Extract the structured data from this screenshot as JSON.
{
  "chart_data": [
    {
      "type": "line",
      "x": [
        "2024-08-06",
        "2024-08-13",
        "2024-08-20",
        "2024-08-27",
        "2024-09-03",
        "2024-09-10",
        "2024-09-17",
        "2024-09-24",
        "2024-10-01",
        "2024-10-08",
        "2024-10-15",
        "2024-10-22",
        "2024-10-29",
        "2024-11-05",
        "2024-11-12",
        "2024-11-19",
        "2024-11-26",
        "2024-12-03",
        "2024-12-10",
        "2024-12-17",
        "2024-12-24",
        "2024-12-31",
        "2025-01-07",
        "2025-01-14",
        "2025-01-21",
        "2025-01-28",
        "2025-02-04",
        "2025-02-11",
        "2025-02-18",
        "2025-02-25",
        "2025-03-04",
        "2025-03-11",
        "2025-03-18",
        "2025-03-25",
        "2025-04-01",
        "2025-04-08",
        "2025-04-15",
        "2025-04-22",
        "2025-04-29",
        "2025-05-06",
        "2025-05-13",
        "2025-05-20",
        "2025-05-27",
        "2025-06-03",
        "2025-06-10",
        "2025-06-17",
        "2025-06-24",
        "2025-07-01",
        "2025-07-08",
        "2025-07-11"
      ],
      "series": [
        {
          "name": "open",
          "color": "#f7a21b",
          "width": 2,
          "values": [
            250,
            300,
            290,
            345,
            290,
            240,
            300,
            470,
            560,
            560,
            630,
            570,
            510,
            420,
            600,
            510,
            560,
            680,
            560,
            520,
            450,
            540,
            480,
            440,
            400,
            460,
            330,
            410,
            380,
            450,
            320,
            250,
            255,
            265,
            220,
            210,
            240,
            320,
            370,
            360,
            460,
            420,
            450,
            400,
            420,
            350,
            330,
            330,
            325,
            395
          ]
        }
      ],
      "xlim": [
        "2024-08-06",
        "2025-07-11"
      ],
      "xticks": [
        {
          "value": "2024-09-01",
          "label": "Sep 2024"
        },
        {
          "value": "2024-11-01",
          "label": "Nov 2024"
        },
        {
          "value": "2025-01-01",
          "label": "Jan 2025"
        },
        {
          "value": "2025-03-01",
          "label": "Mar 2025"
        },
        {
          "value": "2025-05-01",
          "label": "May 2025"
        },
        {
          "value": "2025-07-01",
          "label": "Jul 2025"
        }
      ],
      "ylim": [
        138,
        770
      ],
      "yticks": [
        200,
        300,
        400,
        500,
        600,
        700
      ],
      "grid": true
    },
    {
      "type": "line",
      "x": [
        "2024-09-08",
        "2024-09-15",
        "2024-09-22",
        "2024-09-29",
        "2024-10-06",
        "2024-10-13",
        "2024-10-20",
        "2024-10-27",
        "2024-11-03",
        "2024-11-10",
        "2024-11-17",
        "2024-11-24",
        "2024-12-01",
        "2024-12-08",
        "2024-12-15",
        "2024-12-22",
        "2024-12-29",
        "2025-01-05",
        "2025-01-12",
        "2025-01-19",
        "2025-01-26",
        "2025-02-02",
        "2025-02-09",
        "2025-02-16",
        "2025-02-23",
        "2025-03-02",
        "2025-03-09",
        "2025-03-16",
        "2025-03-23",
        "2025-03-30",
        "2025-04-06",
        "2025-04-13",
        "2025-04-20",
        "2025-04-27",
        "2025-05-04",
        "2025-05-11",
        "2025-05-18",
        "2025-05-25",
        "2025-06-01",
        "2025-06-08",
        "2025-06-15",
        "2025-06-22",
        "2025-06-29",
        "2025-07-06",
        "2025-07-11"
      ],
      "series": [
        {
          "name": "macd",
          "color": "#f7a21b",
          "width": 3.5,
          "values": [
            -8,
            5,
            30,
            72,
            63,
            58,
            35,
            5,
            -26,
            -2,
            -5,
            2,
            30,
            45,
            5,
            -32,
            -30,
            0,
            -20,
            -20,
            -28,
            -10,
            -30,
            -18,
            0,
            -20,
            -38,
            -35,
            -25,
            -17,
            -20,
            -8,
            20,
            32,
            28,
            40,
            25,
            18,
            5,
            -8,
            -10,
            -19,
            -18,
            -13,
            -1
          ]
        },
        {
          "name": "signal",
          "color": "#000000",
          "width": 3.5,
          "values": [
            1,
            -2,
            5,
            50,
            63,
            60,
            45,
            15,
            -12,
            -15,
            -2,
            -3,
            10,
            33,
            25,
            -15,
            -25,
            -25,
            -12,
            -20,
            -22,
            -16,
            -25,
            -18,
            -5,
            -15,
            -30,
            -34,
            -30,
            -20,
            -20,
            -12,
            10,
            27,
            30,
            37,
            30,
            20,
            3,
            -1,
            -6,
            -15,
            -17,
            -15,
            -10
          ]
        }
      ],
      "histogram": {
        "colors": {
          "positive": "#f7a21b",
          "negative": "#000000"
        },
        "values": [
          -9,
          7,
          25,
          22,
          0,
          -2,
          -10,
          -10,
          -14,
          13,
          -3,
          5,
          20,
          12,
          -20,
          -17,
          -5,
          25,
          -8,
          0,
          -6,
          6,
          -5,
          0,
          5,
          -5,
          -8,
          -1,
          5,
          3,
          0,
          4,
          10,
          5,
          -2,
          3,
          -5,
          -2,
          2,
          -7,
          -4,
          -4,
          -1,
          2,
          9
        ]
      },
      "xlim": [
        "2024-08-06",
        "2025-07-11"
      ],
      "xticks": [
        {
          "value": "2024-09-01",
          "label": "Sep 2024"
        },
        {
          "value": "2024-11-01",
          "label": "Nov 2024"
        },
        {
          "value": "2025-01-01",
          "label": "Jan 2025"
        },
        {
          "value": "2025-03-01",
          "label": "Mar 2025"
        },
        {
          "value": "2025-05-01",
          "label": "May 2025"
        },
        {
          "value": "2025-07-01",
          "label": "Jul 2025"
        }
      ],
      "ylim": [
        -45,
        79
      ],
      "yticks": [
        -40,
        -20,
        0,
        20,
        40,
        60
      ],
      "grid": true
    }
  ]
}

* [Objective]
Restate the whole of the material exactly.

* [The response]
Extract the structured data from this screenshot as JSON.
{
  "chart_data": [
    {
      "type": "line",
      "x": [
        "2024-08-06",
        "2024-08-13",
        "2024-08-20",
        "2024-08-27",
        "2024-09-03",
        "2024-09-10",
        "2024-09-17",
        "2024-09-24",
        "2024-10-01",
        "2024-10-08",
        "2024-10-15",
        "2024-10-22",
        "2024-10-29",
        "2024-11-05",
        "2024-11-12",
        "2024-11-19",
        "2024-11-26",
        "2024-12-03",
        "2024-12-10",
        "2024-12-17",
        "2024-12-24",
        "2024-12-31",
        "2025-01-07",
        "2025-01-14",
        "2025-01-21",
        "2025-01-28",
        "2025-02-04",
        "2025-02-11",
        "2025-02-18",
        "2025-02-25",
        "2025-03-04",
        "2025-03-11",
        "2025-03-18",
        "2025-03-25",
        "2025-04-01",
        "2025-04-08",
        "2025-04-15",
        "2025-04-22",
        "2025-04-29",
        "2025-05-06",
        "2025-05-13",
        "2025-05-20",
        "2025-05-27",
        "2025-06-03",
        "2025-06-10",
        "2025-06-17",
        "2025-06-24",
        "2025-07-01",
        "2025-07-08",
        "2025-07-11"
      ],
      "series": [
        {
          "name": "open",
          "color": "#f7a21b",
          "width": 2,
          "values": [
            250,
            300,
            290,
            345,
            290,
            240,
            300,
            470,
            560,
            560,
            630,
            570,
            510,
            420,
            600,
            510,
            560,
            680,
            560,
            520,
            450,
            540,
            480,
            440,
            400,
            460,
            330,
            410,
            380,
            450,
            320,
            250,
            255,
            265,
            220,
            210,
            240,
            320,
            370,
            360,
            460,
            420,
            450,
            400,
            420,
            350,
            330,
            330,
            325,
            395
          ]
        }
      ],
      "xlim": [
        "2024-08-06",
        "2025-07-11"
      ],
      "xticks": [
        {
          "value": "2024-09-01",
          "label": "Sep 2024"
        },
        {
          "value": "2024-11-01",
          "label": "Nov 2024"
        },
        {
          "value": "2025-01-01",
          "label": "Jan 2025"
        },
        {
          "value": "2025-03-01",
          "label": "Mar 2025"
        },
        {
          "value": "2025-05-01",
          "label": "May 2025"
        },
        {
          "value": "2025-07-01",
          "label": "Jul 2025"
        }
      ],
      "ylim": [
        138,
        770
      ],
      "yticks": [
        200,
        300,
        400,
        500,
        600,
        700
      ],
      "grid": true
    },
    {
      "type": "line",
      "x": [
        "2024-09-08",
        "2024-09-15",
        "2024-09-22",
        "2024-09-29",
        "2024-10-06",
        "2024-10-13",
        "2024-10-20",
        "2024-10-27",
        "2024-11-03",
        "2024-11-10",
        "2024-11-17",
        "2024-11-24",
        "2024-12-01",
        "2024-12-08",
        "2024-12-15",
        "2024-12-22",
        "2024-12-29",
        "2025-01-05",
        "2025-01-12",
        "2025-01-19",
        "2025-01-26",
        "2025-02-02",
        "2025-02-09",
        "2025-02-16",
        "2025-02-23",
        "2025-03-02",
        "2025-03-09",
        "2025-03-16",
        "2025-03-23",
        "2025-03-30",
        "2025-04-06",
        "2025-04-13",
        "2025-04-20",
        "2025-04-27",
        "2025-05-04",
        "2025-05-11",
        "2025-05-18",
        "2025-05-25",
        "2025-06-01",
        "2025-06-08",
        "2025-06-15",
        "2025-06-22",
        "2025-06-29",
        "2025-07-06",
        "2025-07-11"
      ],
      "series": [
        {
          "name": "macd",
          "color": "#f7a21b",
          "width": 3.5,
          "values": [
            -8,
            5,
            30,
            72,
            63,
            58,
            35,
            5,
            -26,
            -2,
            -5,
            2,
            30,
            45,
            5,
            -32,
            -30,
            0,
            -20,
            -20,
            -28,
            -10,
            -30,
            -18,
            0,
            -20,
            -38,
            -35,
            -25,
            -17,
            -20,
            -8,
            20,
            32,
            28,
            40,
            25,
            18,
            5,
            -8,
            -10,
            -19,
            -18,
            -13,
            -1
          ]
        },
        {
          "name": "signal",
          "color": "#000000",
          "width": 3.5,
          "values": [
            1,
            -2,
            5,
            50,
            63,
            60,
            45,
            15,
            -12,
            -15,
            -2,
            -3,
            10,
            33,
            25,
            -15,
            -25,
            -25,
            -12,
            -20,
            -22,
            -16,
            -25,
            -18,
            -5,
            -15,
            -30,
            -34,
            -30,
            -20,
            -20,
            -12,
            10,
            27,
            30,
            37,
            30,
            20,
            3,
            -1,
            -6,
            -15,
            -17,
            -15,
            -10
          ]
        }
      ],
      "histogram": {
        "colors": {
          "positive": "#f7a21b",
          "negative": "#000000"
        },
        "values": [
          -9,
          7,
          25,
          22,
          0,
          -2,
          -10,
          -10,
          -14,
          13,
          -3,
          5,
          20,
          12,
          -20,
          -17,
          -5,
          25,
          -8,
          0,
          -6,
          6,
          -5,
          0,
          5,
          -5,
          -8,
          -1,
          5,
          3,
          0,
          4,
          10,
          5,
          -2,
          3,
          -5,
          -2,
          2,
          -7,
          -4,
          -4,
          -1,
          2,
          9
        ]
      },
      "xlim": [
        "2024-08-06",
        "2025-07-11"
      ],
      "xticks": [
        {
          "value": "2024-09-01",
          "label": "Sep 2024"
        },
        {
          "value": "2024-11-01",
          "label": "Nov 2024"
        },
        {
          "value": "2025-01-01",
          "label": "Jan 2025"
        },
        {
          "value": "2025-03-01",
          "label": "Mar 2025"
        },
        {
          "value": "2025-05-01",
          "label": "May 2025"
        },
        {
          "value": "2025-07-01",
          "label": "Jul 2025"
        }
      ],
      "ylim": [
        -45,
        79
      ],
      "yticks": [
        -40,
        -20,
        0,
        20,
        40,
        60
      ],
      "grid": true
    }
  ]
}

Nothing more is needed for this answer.